* Begin DATASET ENTRIES *

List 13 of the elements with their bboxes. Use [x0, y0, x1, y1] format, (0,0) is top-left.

* End DATASET ENTRIES *
* Begin DATASET ENTRIES *

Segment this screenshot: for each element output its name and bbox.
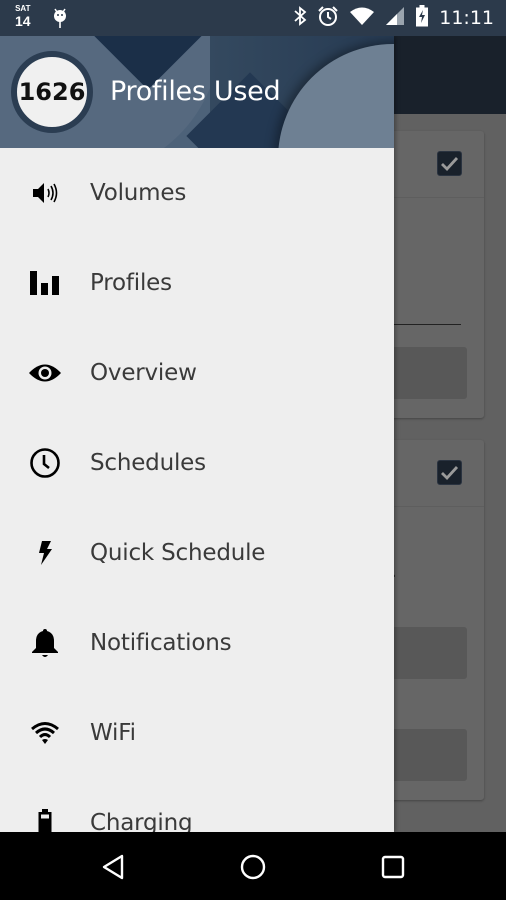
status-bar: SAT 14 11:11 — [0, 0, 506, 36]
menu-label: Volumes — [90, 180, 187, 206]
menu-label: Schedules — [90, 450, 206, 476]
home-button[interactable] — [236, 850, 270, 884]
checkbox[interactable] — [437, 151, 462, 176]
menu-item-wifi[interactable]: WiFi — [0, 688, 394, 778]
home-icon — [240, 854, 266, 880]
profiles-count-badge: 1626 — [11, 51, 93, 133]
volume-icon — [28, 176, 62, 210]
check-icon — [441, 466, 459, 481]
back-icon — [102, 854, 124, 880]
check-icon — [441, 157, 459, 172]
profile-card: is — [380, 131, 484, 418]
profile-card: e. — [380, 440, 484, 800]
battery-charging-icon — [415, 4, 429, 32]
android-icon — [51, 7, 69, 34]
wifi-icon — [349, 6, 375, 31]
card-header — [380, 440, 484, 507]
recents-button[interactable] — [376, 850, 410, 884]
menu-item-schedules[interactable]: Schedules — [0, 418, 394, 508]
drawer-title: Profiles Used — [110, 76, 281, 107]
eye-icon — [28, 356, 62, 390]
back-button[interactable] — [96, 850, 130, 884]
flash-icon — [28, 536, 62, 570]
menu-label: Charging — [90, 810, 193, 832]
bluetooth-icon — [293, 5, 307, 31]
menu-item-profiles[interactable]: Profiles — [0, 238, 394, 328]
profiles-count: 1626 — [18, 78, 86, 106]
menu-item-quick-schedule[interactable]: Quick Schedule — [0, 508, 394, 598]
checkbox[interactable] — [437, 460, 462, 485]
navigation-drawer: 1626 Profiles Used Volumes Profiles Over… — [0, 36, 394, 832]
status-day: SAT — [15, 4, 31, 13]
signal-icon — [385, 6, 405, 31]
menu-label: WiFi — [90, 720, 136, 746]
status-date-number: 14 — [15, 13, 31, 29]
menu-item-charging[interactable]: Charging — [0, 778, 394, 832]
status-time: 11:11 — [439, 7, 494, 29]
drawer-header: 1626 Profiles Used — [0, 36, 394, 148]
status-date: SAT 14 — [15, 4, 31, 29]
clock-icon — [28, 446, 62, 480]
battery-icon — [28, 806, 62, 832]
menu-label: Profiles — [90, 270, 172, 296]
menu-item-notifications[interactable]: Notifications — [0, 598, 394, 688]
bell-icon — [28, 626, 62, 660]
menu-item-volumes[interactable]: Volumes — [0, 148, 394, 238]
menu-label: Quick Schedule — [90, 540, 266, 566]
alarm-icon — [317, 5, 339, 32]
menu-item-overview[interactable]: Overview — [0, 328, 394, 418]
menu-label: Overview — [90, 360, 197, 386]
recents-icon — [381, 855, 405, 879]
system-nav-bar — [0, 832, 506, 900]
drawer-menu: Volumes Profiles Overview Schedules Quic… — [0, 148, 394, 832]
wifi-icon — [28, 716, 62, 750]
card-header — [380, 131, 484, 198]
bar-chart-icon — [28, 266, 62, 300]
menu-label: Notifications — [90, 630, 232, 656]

* End DATASET ENTRIES *

[GOAL]
Reproduce the records word for word, starting with the line that contains "Segment this screenshot: for" and going on through the line that contains "menu-item-wifi[interactable]: WiFi —", with both of those lines included. Leave out any pictures.

[REPLY TO THE TASK]
Segment this screenshot: for each element output its name and bbox.
status-bar: SAT 14 11:11 — [0, 0, 506, 36]
menu-label: Volumes — [90, 180, 187, 206]
menu-label: Schedules — [90, 450, 206, 476]
home-button[interactable] — [236, 850, 270, 884]
checkbox[interactable] — [437, 151, 462, 176]
menu-item-wifi[interactable]: WiFi — [0, 688, 394, 778]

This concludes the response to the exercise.